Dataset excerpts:
____

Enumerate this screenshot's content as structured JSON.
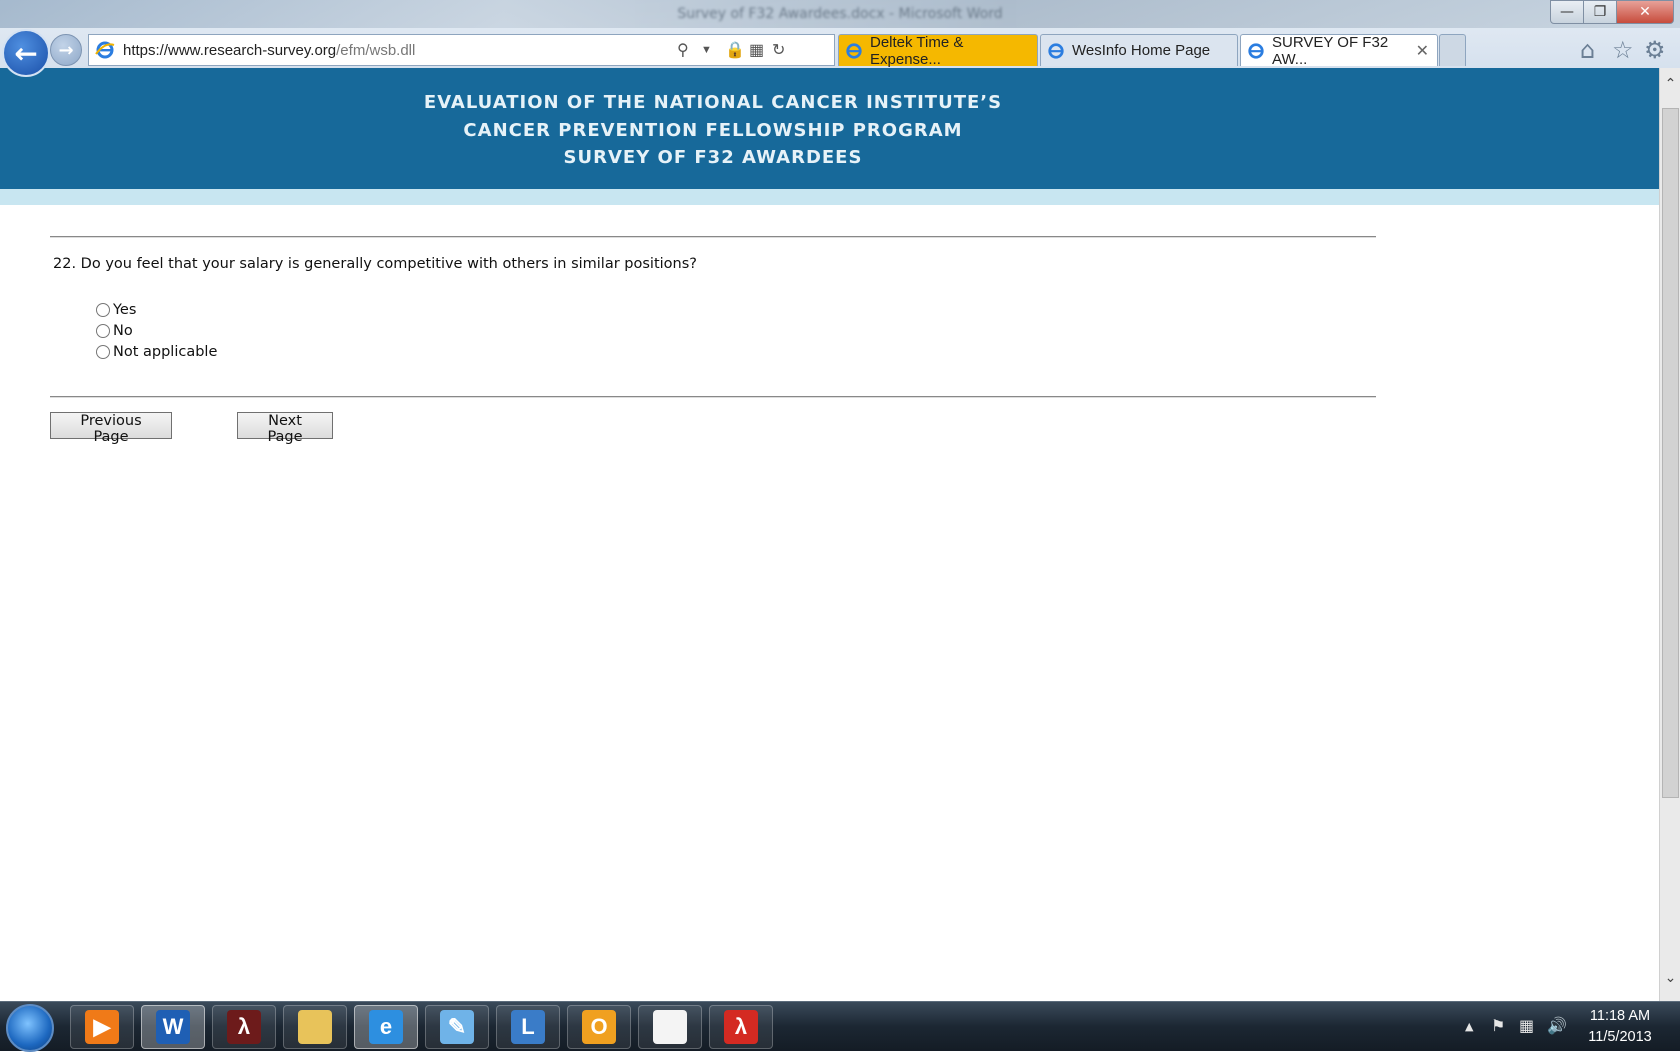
{
  "window": {
    "title": "Survey of F32 Awardees.docx - Microsoft Word"
  },
  "browser": {
    "address": {
      "url_main": "https://www.research-survey.org",
      "url_rest": "/efm/wsb.dll"
    },
    "tabs": [
      {
        "label": "Deltek Time & Expense..."
      },
      {
        "label": "WesInfo Home Page"
      },
      {
        "label": "SURVEY OF F32 AW..."
      }
    ]
  },
  "banner": {
    "line1": "EVALUATION OF THE NATIONAL CANCER INSTITUTE’S",
    "line2": "CANCER PREVENTION FELLOWSHIP PROGRAM",
    "line3": "SURVEY OF F32 AWARDEES"
  },
  "survey": {
    "question": "22. Do you feel that your salary is generally competitive with others in similar positions?",
    "options": [
      "Yes",
      "No",
      "Not applicable"
    ],
    "prev_label": "Previous Page",
    "next_label": "Next Page"
  },
  "taskbar": {
    "apps": [
      "media-player",
      "word",
      "acrobat",
      "explorer",
      "internet-explorer",
      "notepad-blue",
      "lync",
      "outlook",
      "blank-document",
      "acrobat-pdf"
    ],
    "time": "11:18 AM",
    "date": "11/5/2013"
  },
  "colors": {
    "banner": "#17699a",
    "banner_band": "#c8e6f1",
    "deltek_tab": "#f5b800"
  }
}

____

▶ _What you need to do_: State, as a number only, how many lines in the entries include "Page".

▶ _Reply_: 3